=== Given problem ===
Count, in the entries below, the lines in which "placeholder" occurs. Give the number, nothing more.

=== Record list ===
□ □ □ □ □ □ □

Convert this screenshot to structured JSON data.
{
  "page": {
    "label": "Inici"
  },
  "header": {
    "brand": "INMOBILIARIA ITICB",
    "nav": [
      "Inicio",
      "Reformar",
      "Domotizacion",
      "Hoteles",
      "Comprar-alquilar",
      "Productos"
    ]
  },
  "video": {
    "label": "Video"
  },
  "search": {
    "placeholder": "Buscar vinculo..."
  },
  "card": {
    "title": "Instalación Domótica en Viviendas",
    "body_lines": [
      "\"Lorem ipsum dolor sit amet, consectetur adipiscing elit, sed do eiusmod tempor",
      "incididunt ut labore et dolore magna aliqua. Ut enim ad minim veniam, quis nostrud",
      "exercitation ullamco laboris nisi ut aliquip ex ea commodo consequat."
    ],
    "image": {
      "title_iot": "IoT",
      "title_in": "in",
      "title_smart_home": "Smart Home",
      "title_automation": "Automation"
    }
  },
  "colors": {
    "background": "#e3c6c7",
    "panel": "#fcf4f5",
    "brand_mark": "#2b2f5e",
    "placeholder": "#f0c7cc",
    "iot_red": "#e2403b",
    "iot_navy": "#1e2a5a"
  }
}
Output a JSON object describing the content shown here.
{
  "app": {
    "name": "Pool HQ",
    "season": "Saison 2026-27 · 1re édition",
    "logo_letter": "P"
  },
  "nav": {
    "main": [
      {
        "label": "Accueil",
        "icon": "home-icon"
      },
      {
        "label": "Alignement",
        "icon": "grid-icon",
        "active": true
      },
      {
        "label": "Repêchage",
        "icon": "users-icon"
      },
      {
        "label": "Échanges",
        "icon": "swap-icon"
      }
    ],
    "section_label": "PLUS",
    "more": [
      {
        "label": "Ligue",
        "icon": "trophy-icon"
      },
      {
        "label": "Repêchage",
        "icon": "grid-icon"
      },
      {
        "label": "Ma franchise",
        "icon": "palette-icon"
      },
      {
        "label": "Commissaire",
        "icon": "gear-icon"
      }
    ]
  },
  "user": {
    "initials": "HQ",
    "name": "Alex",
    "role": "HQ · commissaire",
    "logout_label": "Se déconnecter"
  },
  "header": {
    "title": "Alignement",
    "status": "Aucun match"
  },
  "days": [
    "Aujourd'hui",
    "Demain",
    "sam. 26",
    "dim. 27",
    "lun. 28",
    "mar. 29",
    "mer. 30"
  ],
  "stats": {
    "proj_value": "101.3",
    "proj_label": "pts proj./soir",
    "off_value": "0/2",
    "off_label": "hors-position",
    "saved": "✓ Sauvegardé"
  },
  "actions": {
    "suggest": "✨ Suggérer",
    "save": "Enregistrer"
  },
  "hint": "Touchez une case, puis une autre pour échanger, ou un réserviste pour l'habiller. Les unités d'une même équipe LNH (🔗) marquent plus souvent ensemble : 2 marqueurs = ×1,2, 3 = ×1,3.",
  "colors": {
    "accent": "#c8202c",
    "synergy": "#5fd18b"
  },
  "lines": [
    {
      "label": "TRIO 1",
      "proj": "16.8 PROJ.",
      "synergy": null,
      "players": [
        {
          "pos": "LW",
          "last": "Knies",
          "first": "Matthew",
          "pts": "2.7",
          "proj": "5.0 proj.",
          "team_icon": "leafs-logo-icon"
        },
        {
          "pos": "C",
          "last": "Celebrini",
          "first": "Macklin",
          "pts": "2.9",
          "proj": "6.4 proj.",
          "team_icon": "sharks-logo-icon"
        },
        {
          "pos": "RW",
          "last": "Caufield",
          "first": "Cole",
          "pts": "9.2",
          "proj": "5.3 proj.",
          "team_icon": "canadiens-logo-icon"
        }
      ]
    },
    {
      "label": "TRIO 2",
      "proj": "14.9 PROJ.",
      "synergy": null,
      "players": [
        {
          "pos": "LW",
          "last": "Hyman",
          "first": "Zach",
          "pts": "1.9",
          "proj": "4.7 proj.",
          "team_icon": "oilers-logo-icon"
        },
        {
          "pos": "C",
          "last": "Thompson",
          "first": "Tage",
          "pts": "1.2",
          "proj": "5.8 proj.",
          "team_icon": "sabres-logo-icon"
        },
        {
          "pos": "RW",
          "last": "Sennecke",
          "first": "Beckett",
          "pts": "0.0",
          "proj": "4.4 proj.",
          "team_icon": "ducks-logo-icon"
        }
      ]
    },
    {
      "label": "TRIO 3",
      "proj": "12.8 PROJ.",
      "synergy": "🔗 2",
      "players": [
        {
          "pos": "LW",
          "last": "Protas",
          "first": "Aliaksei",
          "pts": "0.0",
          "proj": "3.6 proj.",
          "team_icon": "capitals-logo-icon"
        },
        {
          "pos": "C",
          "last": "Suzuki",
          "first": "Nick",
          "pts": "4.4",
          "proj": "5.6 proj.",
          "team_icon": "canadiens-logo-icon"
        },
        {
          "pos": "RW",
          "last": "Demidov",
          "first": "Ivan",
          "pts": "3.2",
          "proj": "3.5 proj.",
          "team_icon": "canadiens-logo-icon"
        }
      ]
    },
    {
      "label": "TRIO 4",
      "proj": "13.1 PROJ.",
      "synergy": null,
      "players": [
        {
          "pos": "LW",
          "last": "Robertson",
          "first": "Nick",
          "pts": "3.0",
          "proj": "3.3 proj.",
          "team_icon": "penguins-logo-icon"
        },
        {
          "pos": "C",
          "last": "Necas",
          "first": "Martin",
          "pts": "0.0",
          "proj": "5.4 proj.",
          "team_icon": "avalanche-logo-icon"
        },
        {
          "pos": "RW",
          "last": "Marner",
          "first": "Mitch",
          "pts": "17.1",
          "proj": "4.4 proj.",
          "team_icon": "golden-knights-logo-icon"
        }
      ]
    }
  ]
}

□ □ □ □ □ □ □

=== Answer to the task ===
2